-- Task objective --
Transcribe all of the material exactly. Any picture in it should be left out.

-- Data provided --

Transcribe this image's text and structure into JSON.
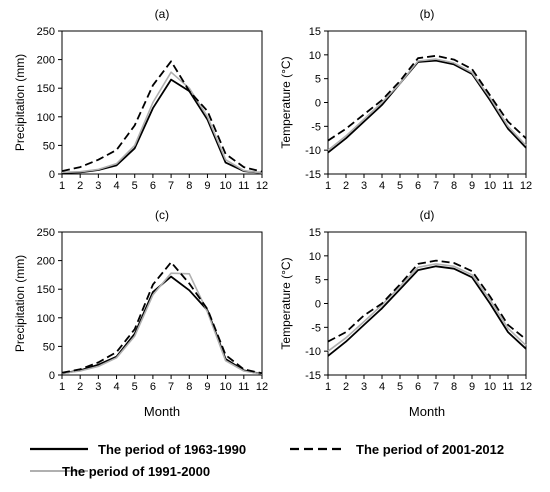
{
  "figure": {
    "xlabel": "Month",
    "legend": [
      {
        "label": "The period of 1963-1990",
        "color": "#000000",
        "style": "solid"
      },
      {
        "label": "The period of 2001-2012",
        "color": "#000000",
        "style": "dashed"
      },
      {
        "label": "The period of 1991-2000",
        "color": "#b0b0b0",
        "style": "solid"
      }
    ]
  },
  "chart_data": [
    {
      "type": "line",
      "panel": "(a)",
      "ylabel": "Precipitation (mm)",
      "x": [
        1,
        2,
        3,
        4,
        5,
        6,
        7,
        8,
        9,
        10,
        11,
        12
      ],
      "ylim": [
        0,
        250
      ],
      "yticks": [
        0,
        50,
        100,
        150,
        200,
        250
      ],
      "series": [
        {
          "name": "The period of 1963-1990",
          "values": [
            2,
            3,
            7,
            15,
            45,
            115,
            165,
            145,
            95,
            20,
            5,
            2
          ]
        },
        {
          "name": "The period of 1991-2000",
          "values": [
            3,
            4,
            8,
            18,
            50,
            125,
            178,
            150,
            100,
            25,
            6,
            2
          ]
        },
        {
          "name": "The period of 2001-2012",
          "values": [
            5,
            12,
            25,
            42,
            85,
            155,
            197,
            145,
            110,
            35,
            12,
            4
          ]
        }
      ]
    },
    {
      "type": "line",
      "panel": "(b)",
      "ylabel": "Temperature (°C)",
      "x": [
        1,
        2,
        3,
        4,
        5,
        6,
        7,
        8,
        9,
        10,
        11,
        12
      ],
      "ylim": [
        -15,
        15
      ],
      "yticks": [
        -15,
        -10,
        -5,
        0,
        5,
        10,
        15
      ],
      "series": [
        {
          "name": "The period of 1963-1990",
          "values": [
            -10.5,
            -7.5,
            -4,
            -0.5,
            4,
            8.5,
            8.8,
            8,
            6,
            0.5,
            -5.5,
            -9.5
          ]
        },
        {
          "name": "The period of 1991-2000",
          "values": [
            -10,
            -7,
            -3.5,
            0,
            4,
            8.7,
            9.1,
            8.3,
            6.3,
            1,
            -5,
            -9
          ]
        },
        {
          "name": "The period of 2001-2012",
          "values": [
            -8,
            -5.5,
            -2.5,
            0.5,
            4.5,
            9.3,
            9.8,
            9,
            7,
            1.5,
            -4,
            -7.5
          ]
        }
      ]
    },
    {
      "type": "line",
      "panel": "(c)",
      "ylabel": "Precipitation (mm)",
      "x": [
        1,
        2,
        3,
        4,
        5,
        6,
        7,
        8,
        9,
        10,
        11,
        12
      ],
      "ylim": [
        0,
        250
      ],
      "yticks": [
        0,
        50,
        100,
        150,
        200,
        250
      ],
      "series": [
        {
          "name": "The period of 1963-1990",
          "values": [
            3,
            8,
            18,
            32,
            72,
            145,
            172,
            148,
            113,
            28,
            8,
            2
          ]
        },
        {
          "name": "The period of 1991-2000",
          "values": [
            3,
            7,
            15,
            30,
            68,
            140,
            178,
            177,
            110,
            25,
            7,
            2
          ]
        },
        {
          "name": "The period of 2001-2012",
          "values": [
            4,
            10,
            22,
            40,
            80,
            158,
            197,
            160,
            115,
            35,
            10,
            3
          ]
        }
      ]
    },
    {
      "type": "line",
      "panel": "(d)",
      "ylabel": "Temperature (°C)",
      "x": [
        1,
        2,
        3,
        4,
        5,
        6,
        7,
        8,
        9,
        10,
        11,
        12
      ],
      "ylim": [
        -15,
        15
      ],
      "yticks": [
        -15,
        -10,
        -5,
        0,
        5,
        10,
        15
      ],
      "series": [
        {
          "name": "The period of 1963-1990",
          "values": [
            -11,
            -8,
            -4.5,
            -1,
            3,
            7,
            7.8,
            7.3,
            5.5,
            0,
            -6,
            -9.5
          ]
        },
        {
          "name": "The period of 1991-2000",
          "values": [
            -10,
            -7.2,
            -3.8,
            -0.3,
            3.6,
            7.6,
            8.3,
            7.8,
            6,
            0.8,
            -5.2,
            -8.8
          ]
        },
        {
          "name": "The period of 2001-2012",
          "values": [
            -8,
            -6,
            -2.5,
            0,
            4,
            8.3,
            9,
            8.5,
            6.8,
            1.5,
            -4.5,
            -7.5
          ]
        }
      ]
    }
  ]
}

-- Completed exercise --
Transcribe this image's text and structure into JSON.
{
  "figure": {
    "xlabel": "Month",
    "legend": [
      {
        "label": "The period of 1963-1990",
        "color": "#000000",
        "style": "solid"
      },
      {
        "label": "The period of 2001-2012",
        "color": "#000000",
        "style": "dashed"
      },
      {
        "label": "The period of 1991-2000",
        "color": "#b0b0b0",
        "style": "solid"
      }
    ]
  },
  "chart_data": [
    {
      "type": "line",
      "panel": "(a)",
      "ylabel": "Precipitation (mm)",
      "x": [
        1,
        2,
        3,
        4,
        5,
        6,
        7,
        8,
        9,
        10,
        11,
        12
      ],
      "ylim": [
        0,
        250
      ],
      "yticks": [
        0,
        50,
        100,
        150,
        200,
        250
      ],
      "series": [
        {
          "name": "The period of 1963-1990",
          "values": [
            2,
            3,
            7,
            15,
            45,
            115,
            165,
            145,
            95,
            20,
            5,
            2
          ]
        },
        {
          "name": "The period of 1991-2000",
          "values": [
            3,
            4,
            8,
            18,
            50,
            125,
            178,
            150,
            100,
            25,
            6,
            2
          ]
        },
        {
          "name": "The period of 2001-2012",
          "values": [
            5,
            12,
            25,
            42,
            85,
            155,
            197,
            145,
            110,
            35,
            12,
            4
          ]
        }
      ]
    },
    {
      "type": "line",
      "panel": "(b)",
      "ylabel": "Temperature (°C)",
      "x": [
        1,
        2,
        3,
        4,
        5,
        6,
        7,
        8,
        9,
        10,
        11,
        12
      ],
      "ylim": [
        -15,
        15
      ],
      "yticks": [
        -15,
        -10,
        -5,
        0,
        5,
        10,
        15
      ],
      "series": [
        {
          "name": "The period of 1963-1990",
          "values": [
            -10.5,
            -7.5,
            -4,
            -0.5,
            4,
            8.5,
            8.8,
            8,
            6,
            0.5,
            -5.5,
            -9.5
          ]
        },
        {
          "name": "The period of 1991-2000",
          "values": [
            -10,
            -7,
            -3.5,
            0,
            4,
            8.7,
            9.1,
            8.3,
            6.3,
            1,
            -5,
            -9
          ]
        },
        {
          "name": "The period of 2001-2012",
          "values": [
            -8,
            -5.5,
            -2.5,
            0.5,
            4.5,
            9.3,
            9.8,
            9,
            7,
            1.5,
            -4,
            -7.5
          ]
        }
      ]
    },
    {
      "type": "line",
      "panel": "(c)",
      "ylabel": "Precipitation (mm)",
      "x": [
        1,
        2,
        3,
        4,
        5,
        6,
        7,
        8,
        9,
        10,
        11,
        12
      ],
      "ylim": [
        0,
        250
      ],
      "yticks": [
        0,
        50,
        100,
        150,
        200,
        250
      ],
      "series": [
        {
          "name": "The period of 1963-1990",
          "values": [
            3,
            8,
            18,
            32,
            72,
            145,
            172,
            148,
            113,
            28,
            8,
            2
          ]
        },
        {
          "name": "The period of 1991-2000",
          "values": [
            3,
            7,
            15,
            30,
            68,
            140,
            178,
            177,
            110,
            25,
            7,
            2
          ]
        },
        {
          "name": "The period of 2001-2012",
          "values": [
            4,
            10,
            22,
            40,
            80,
            158,
            197,
            160,
            115,
            35,
            10,
            3
          ]
        }
      ]
    },
    {
      "type": "line",
      "panel": "(d)",
      "ylabel": "Temperature (°C)",
      "x": [
        1,
        2,
        3,
        4,
        5,
        6,
        7,
        8,
        9,
        10,
        11,
        12
      ],
      "ylim": [
        -15,
        15
      ],
      "yticks": [
        -15,
        -10,
        -5,
        0,
        5,
        10,
        15
      ],
      "series": [
        {
          "name": "The period of 1963-1990",
          "values": [
            -11,
            -8,
            -4.5,
            -1,
            3,
            7,
            7.8,
            7.3,
            5.5,
            0,
            -6,
            -9.5
          ]
        },
        {
          "name": "The period of 1991-2000",
          "values": [
            -10,
            -7.2,
            -3.8,
            -0.3,
            3.6,
            7.6,
            8.3,
            7.8,
            6,
            0.8,
            -5.2,
            -8.8
          ]
        },
        {
          "name": "The period of 2001-2012",
          "values": [
            -8,
            -6,
            -2.5,
            0,
            4,
            8.3,
            9,
            8.5,
            6.8,
            1.5,
            -4.5,
            -7.5
          ]
        }
      ]
    }
  ]
}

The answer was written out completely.